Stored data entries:
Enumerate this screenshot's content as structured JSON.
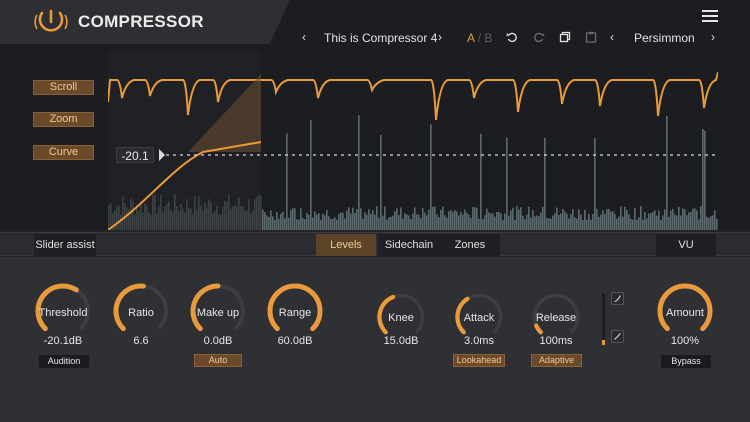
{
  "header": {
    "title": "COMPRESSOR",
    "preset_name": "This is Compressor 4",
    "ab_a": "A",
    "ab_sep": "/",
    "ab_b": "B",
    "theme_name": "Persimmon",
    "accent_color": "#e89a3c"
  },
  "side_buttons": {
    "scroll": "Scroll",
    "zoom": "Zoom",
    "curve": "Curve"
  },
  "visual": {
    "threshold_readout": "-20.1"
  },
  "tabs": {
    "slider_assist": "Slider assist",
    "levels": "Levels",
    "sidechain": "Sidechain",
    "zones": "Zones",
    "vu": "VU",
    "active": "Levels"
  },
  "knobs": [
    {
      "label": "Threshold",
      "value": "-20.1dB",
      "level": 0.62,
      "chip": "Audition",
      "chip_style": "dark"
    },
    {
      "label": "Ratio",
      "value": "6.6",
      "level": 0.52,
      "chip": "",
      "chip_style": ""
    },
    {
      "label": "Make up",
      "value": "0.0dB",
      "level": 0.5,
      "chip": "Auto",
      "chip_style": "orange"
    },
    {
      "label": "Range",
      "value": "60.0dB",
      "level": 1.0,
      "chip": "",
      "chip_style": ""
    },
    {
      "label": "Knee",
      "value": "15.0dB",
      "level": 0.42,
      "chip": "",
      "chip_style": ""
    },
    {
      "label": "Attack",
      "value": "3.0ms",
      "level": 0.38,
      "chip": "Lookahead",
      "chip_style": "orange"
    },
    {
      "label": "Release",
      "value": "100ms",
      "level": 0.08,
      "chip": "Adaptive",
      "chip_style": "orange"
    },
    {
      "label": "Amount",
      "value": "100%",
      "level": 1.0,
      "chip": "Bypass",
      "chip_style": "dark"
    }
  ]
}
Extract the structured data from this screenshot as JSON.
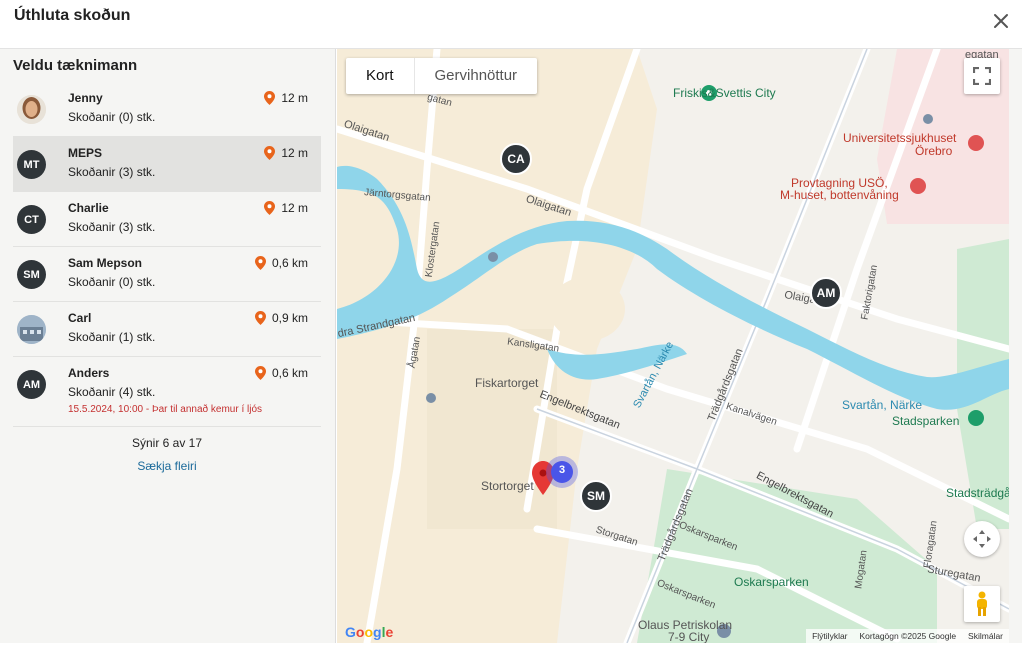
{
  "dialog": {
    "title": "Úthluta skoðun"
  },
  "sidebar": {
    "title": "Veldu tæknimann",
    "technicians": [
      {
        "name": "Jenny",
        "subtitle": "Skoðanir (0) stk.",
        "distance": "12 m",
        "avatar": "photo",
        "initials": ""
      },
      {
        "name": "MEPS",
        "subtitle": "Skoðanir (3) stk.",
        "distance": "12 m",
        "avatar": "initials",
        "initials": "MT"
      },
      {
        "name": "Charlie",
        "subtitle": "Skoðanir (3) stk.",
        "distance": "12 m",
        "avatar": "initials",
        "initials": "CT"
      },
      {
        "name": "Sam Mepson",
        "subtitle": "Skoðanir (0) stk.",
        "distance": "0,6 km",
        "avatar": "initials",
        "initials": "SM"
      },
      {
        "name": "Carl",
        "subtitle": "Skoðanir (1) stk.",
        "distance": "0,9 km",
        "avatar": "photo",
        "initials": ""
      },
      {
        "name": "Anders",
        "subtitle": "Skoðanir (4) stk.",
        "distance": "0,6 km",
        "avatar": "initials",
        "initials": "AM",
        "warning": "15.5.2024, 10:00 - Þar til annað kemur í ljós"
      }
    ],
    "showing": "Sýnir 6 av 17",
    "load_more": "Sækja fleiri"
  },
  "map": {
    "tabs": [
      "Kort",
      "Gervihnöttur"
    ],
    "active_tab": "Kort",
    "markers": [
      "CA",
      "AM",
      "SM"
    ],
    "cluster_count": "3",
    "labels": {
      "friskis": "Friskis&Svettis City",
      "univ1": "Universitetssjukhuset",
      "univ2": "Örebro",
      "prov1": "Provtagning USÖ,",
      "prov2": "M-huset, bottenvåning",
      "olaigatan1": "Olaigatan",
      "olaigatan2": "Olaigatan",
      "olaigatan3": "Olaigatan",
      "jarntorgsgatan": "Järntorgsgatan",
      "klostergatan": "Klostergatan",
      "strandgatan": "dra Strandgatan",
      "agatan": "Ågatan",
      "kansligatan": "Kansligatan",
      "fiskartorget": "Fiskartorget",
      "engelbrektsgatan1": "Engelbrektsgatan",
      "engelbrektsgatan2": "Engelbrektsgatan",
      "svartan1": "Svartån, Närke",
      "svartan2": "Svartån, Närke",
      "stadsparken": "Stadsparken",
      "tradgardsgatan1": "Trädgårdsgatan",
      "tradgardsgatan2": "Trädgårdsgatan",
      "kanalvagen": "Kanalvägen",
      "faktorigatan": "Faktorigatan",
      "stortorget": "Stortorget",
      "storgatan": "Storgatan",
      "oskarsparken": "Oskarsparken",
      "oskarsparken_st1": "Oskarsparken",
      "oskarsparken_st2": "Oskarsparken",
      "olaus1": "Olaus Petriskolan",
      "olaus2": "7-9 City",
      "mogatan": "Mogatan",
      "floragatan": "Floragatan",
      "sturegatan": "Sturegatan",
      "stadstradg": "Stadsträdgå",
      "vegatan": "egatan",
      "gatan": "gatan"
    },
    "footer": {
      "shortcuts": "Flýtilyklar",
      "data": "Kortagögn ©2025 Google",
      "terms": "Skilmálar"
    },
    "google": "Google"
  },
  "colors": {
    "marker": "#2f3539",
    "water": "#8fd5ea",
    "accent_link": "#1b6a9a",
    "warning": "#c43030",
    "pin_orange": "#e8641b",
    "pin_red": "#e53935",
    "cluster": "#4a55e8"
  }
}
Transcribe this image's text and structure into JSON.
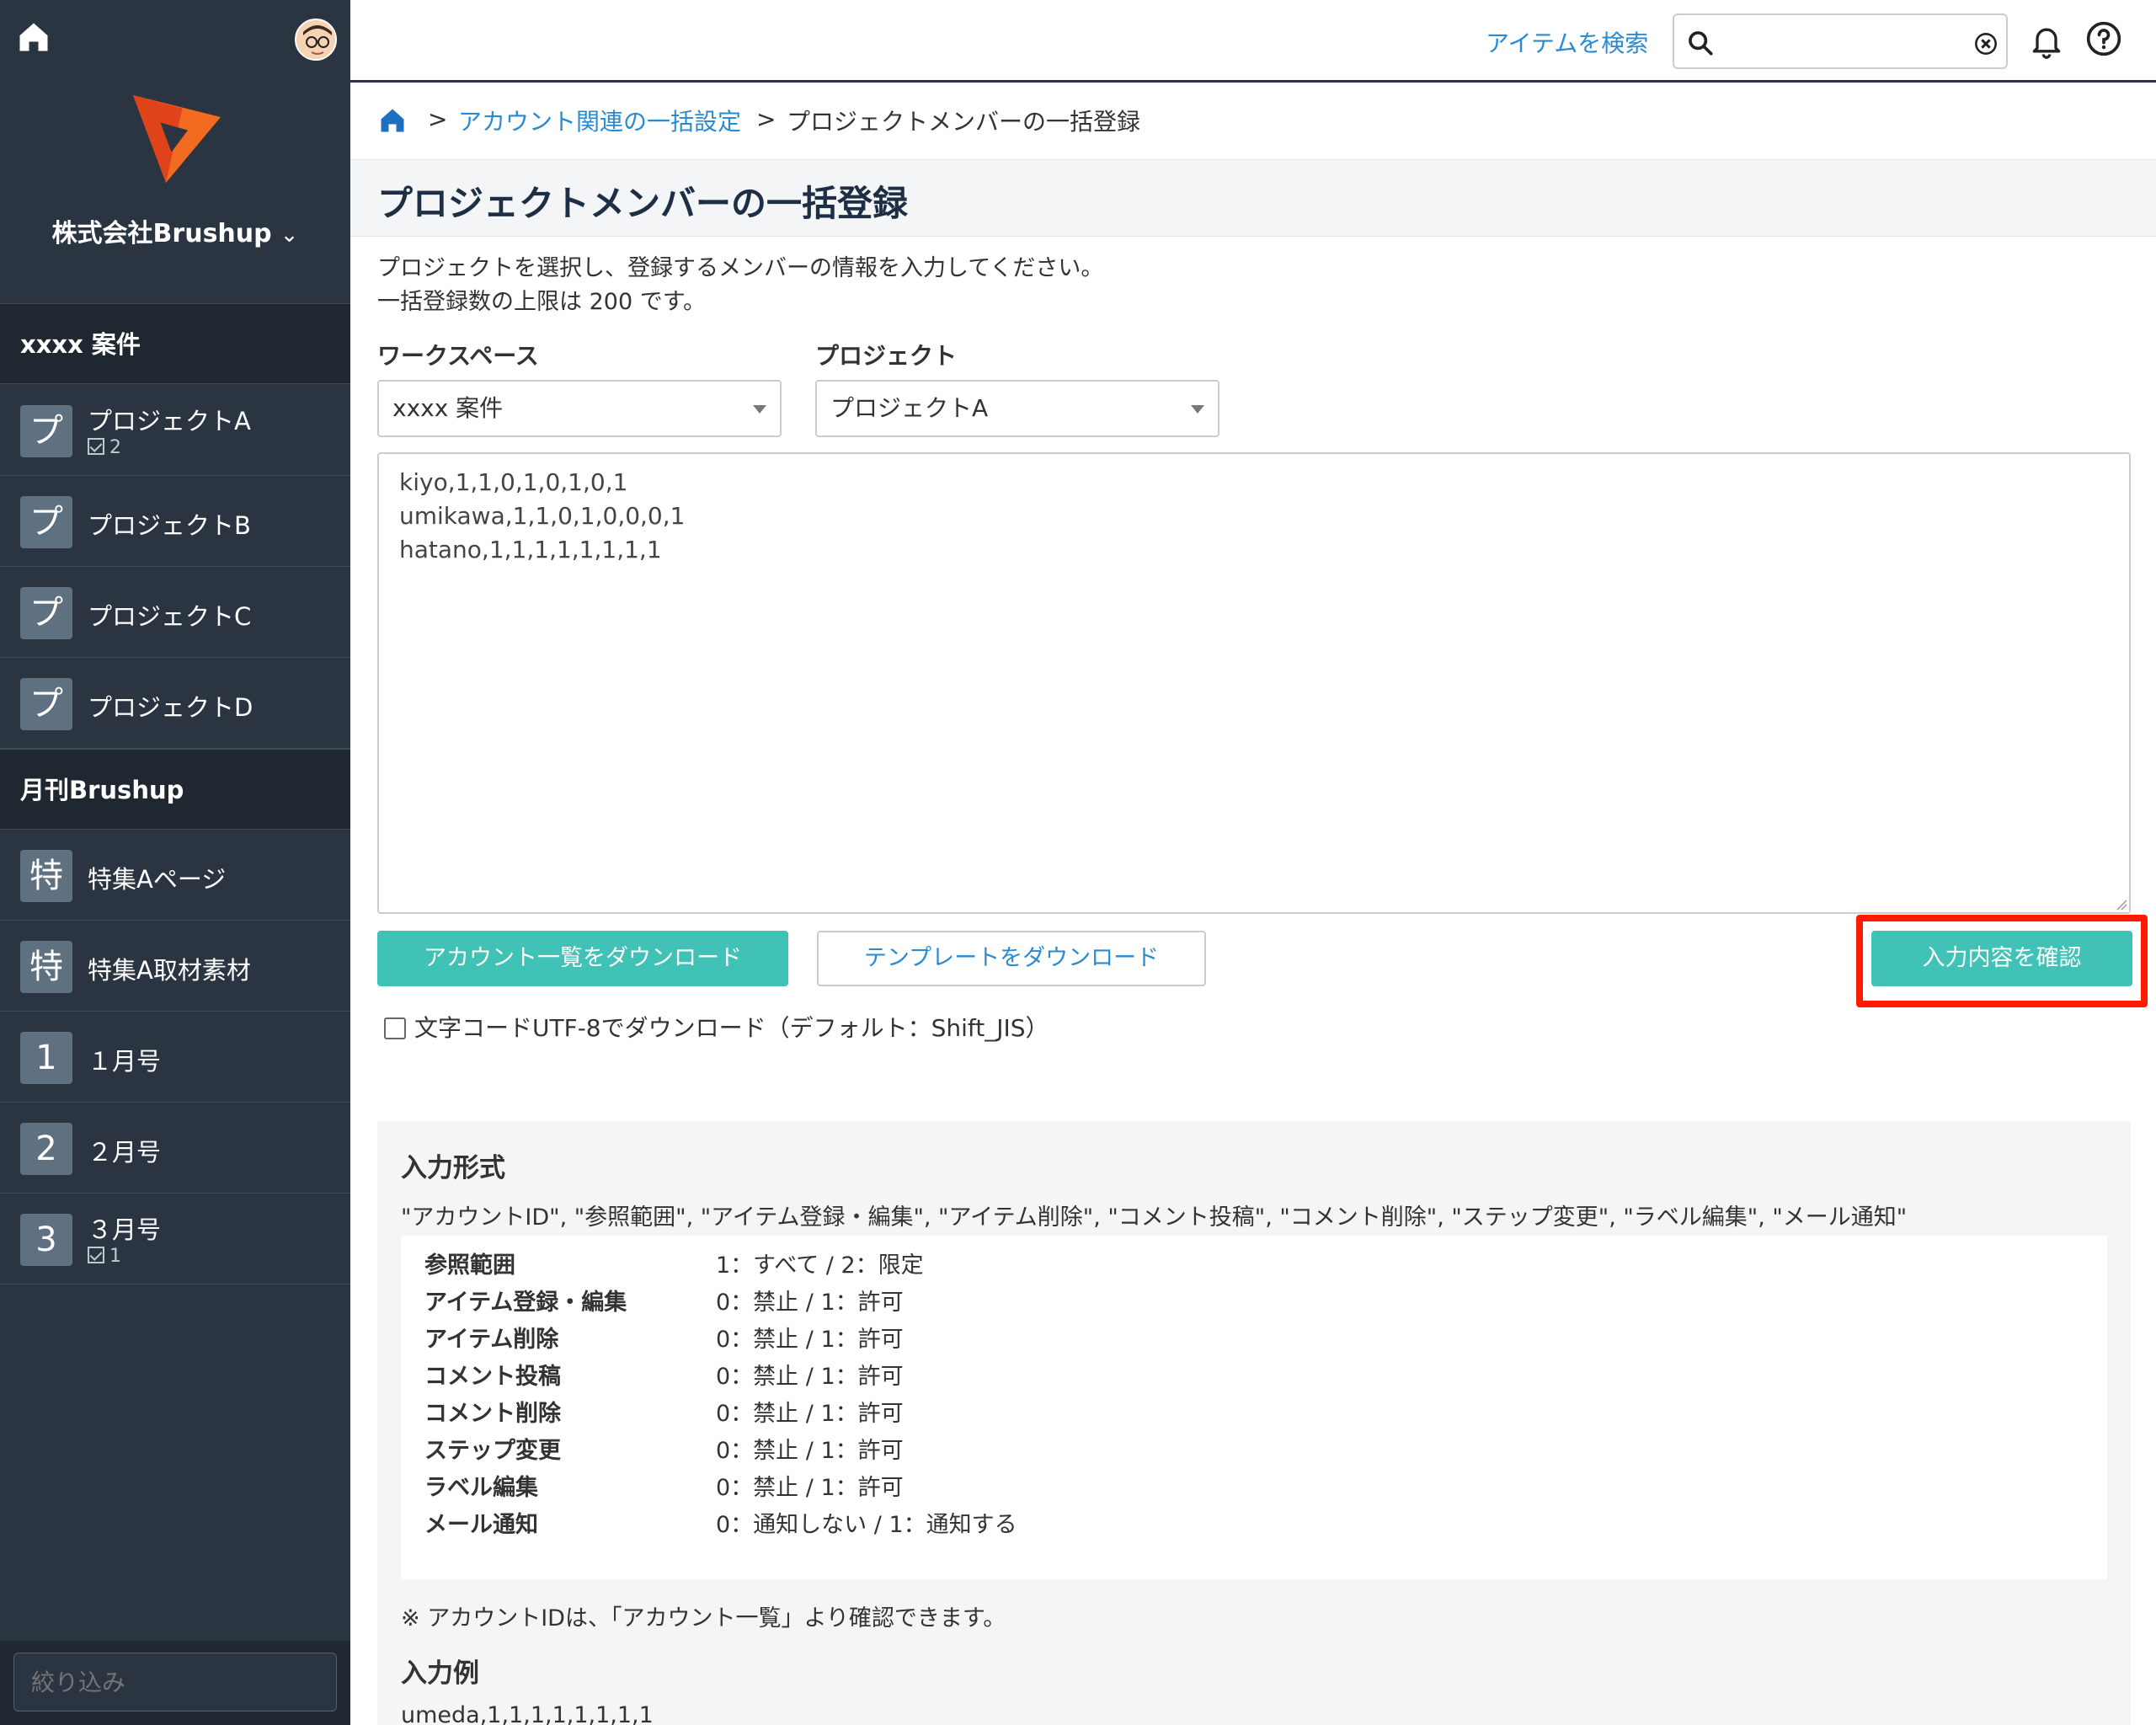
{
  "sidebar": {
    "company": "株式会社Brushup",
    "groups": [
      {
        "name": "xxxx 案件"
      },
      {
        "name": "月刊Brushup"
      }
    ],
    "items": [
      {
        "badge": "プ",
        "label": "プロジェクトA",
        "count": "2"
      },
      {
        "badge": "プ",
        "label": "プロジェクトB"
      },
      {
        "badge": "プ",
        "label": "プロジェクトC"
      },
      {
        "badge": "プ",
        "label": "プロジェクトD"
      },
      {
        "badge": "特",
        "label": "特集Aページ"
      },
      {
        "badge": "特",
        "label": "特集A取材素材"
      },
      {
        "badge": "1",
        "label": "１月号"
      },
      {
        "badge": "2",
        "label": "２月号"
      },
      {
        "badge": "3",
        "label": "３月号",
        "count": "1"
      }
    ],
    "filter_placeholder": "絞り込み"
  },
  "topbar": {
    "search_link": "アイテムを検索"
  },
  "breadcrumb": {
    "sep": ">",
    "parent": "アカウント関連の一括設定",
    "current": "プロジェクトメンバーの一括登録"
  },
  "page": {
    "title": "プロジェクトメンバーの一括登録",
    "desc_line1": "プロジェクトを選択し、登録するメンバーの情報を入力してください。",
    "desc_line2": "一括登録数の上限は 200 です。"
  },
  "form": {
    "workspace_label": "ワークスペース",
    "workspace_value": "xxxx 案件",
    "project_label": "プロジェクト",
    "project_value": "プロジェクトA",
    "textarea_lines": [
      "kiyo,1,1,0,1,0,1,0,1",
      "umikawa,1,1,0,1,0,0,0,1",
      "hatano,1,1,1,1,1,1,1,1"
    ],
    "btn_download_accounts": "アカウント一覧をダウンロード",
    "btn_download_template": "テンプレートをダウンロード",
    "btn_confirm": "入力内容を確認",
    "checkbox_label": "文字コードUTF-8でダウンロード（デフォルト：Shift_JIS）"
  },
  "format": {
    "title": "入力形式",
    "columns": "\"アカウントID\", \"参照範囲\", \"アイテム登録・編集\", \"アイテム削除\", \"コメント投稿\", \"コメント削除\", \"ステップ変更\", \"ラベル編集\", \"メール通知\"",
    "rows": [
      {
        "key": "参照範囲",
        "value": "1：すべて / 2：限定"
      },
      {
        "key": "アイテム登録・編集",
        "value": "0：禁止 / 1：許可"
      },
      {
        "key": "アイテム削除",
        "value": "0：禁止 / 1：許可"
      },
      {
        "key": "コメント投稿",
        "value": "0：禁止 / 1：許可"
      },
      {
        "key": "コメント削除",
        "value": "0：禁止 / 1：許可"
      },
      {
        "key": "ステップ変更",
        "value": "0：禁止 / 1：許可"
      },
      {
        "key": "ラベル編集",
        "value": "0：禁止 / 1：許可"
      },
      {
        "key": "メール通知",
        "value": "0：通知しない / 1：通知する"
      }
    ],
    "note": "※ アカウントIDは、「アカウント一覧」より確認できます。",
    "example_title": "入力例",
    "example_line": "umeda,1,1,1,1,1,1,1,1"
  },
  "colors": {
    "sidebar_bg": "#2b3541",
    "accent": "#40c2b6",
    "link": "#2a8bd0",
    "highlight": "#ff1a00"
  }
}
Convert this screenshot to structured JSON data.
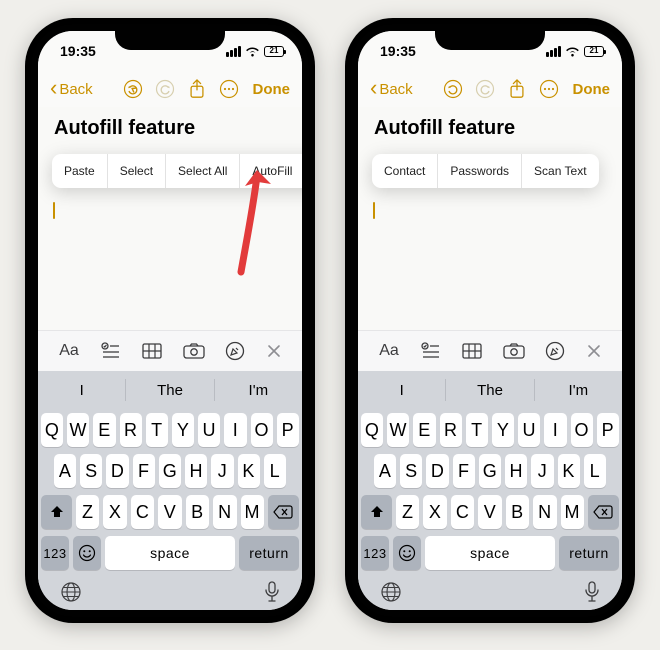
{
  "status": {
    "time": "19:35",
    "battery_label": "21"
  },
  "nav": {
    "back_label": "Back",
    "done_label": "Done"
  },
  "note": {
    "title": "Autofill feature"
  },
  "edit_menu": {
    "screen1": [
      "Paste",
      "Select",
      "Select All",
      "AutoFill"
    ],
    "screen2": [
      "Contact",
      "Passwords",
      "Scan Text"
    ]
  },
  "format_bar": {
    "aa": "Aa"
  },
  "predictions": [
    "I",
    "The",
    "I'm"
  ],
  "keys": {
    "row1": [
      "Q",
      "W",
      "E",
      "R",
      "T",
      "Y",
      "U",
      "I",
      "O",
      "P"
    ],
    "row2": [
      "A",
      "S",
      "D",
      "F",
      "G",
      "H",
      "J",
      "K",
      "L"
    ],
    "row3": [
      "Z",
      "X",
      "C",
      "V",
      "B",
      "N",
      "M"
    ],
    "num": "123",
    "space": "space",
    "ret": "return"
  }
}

» **What you are asked to do**:
Read the data above. Pull out each line in which the string "warning" appears.

» **Solution**:
        "warning": "15.5.2024, 10:00 - Þar til annað kemur í ljós"
    "warning": "#c43030",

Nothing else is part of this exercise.